TEXTE FOURNI:
+++

L’établissement a récemment changé la façon dont il reçoit les demandes d’aide, ce qui peut expliquer en partie la forte hausse, nuance Virginie Allard-Cameus, directrice du Centre de santé et de consultation psychologique des services à la vie étudiante.

Mais la détresse étudiante est bien réelle, observe-t-elle. Et elle est même en hausse.

L’hiver dernier, son équipe a reçu 149 demandes jugées « très urgentes », c’est-à-dire des étudiants qui exigent une prise en charge immédiate, parfois même un transfert à l’hôpital. « C’est beaucoup. Ce n’est pas des chiffres qu’on avait avant », souligne-t-elle.

Bond de 29 % de l’anxiété

Pendant la pandémie, « les étudiants composaient avec tous les stress habituels d’un étudiant universitaire, mais aussi avec tous les autres facteurs de stress liés » à la COVID-19, explique Lina Di Genova, directrice de la stratégie et de l’évaluation des services aux étudiants à l’Université McGill, qui a récemment corédigé un rapport sur la santé mentale sur les campus.

L’étude a recueilli les observations des responsables des affaires étudiantes sur la santé mentale des étudiants dans près de 70 universités au pays.

+++

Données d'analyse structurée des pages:
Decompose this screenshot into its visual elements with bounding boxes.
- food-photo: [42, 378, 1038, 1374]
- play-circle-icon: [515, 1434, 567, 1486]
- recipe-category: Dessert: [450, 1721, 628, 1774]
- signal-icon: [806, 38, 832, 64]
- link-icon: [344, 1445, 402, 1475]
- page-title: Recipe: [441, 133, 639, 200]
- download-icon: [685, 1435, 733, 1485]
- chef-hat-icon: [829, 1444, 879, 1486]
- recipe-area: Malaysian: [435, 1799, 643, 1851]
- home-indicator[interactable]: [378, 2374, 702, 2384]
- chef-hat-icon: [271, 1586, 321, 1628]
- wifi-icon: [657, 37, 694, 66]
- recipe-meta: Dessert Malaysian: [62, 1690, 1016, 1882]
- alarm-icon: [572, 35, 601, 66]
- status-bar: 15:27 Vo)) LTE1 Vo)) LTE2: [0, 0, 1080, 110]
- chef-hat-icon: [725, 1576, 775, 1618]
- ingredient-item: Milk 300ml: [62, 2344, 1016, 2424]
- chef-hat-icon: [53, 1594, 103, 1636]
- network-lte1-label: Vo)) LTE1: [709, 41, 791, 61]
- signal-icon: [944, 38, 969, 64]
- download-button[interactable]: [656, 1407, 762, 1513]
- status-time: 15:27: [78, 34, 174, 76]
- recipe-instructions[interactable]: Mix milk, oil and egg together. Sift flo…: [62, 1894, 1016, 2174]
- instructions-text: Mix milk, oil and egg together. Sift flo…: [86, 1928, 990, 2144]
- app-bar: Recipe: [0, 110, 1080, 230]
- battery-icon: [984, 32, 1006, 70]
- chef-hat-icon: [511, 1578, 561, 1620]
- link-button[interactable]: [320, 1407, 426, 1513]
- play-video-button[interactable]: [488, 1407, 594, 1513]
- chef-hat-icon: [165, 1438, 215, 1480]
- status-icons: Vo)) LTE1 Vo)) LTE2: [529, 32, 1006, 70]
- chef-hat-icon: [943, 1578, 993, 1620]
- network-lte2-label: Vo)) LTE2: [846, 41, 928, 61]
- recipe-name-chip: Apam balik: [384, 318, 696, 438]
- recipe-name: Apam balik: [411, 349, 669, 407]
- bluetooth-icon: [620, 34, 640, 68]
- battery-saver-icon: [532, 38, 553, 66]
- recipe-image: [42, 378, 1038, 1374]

+++

CONSIGNE:
Répondez brièvement à ces questions sur le texte consacré à la détresse étudiante.
1. Combien de demandes jugées « très urgentes » l'équipe de Virginie Allard-Cameus a-t-elle reçues l'hiver dernier ?
2. Quelle fonction Lina Di Genova occupe-t-elle à l'Université McGill ?
3. Dans combien d'universités l'étude a-t-elle recueilli les observations des responsables des affaires étudiantes ?

CORRIGÉ:
1. 149 demandes.
2. Directrice de la stratégie et de l'évaluation des services aux étudiants.
3. Dans près de 70 universités au pays.